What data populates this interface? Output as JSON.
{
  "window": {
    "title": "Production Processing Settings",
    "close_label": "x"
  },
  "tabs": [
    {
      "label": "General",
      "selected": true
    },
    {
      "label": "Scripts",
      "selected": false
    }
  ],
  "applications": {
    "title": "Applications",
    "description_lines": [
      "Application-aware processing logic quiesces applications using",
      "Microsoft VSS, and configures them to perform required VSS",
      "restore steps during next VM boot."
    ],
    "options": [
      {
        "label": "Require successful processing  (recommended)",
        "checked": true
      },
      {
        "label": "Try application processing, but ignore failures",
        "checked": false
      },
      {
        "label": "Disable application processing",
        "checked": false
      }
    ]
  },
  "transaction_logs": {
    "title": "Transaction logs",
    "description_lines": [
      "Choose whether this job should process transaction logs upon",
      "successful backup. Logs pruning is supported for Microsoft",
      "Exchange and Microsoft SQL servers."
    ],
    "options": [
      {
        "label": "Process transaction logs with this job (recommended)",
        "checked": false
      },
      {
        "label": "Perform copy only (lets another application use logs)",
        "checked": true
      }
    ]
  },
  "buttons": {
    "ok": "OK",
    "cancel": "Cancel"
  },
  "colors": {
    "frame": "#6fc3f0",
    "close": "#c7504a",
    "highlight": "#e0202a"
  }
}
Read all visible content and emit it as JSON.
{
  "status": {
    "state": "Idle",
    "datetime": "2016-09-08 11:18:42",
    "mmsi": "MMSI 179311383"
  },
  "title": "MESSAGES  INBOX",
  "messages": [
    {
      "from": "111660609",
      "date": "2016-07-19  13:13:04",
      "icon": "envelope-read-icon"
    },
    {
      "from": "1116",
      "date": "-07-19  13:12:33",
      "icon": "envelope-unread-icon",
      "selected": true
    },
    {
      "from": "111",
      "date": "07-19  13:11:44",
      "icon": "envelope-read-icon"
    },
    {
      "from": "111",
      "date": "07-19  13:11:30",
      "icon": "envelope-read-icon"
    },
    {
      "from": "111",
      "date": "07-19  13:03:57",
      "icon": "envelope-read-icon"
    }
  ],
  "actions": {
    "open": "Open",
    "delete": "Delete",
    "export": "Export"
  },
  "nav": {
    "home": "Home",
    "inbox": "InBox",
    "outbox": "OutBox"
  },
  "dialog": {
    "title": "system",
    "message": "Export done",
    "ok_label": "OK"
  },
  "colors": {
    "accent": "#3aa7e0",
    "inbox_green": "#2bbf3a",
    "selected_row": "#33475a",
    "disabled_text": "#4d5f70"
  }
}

|---|

THE PROBLEM: Search the lines above for the string "JSON" and copy each line that has it.

WORKED ANSWER:
What data populates this interface? Output as JSON.
Read all visible content and emit it as JSON.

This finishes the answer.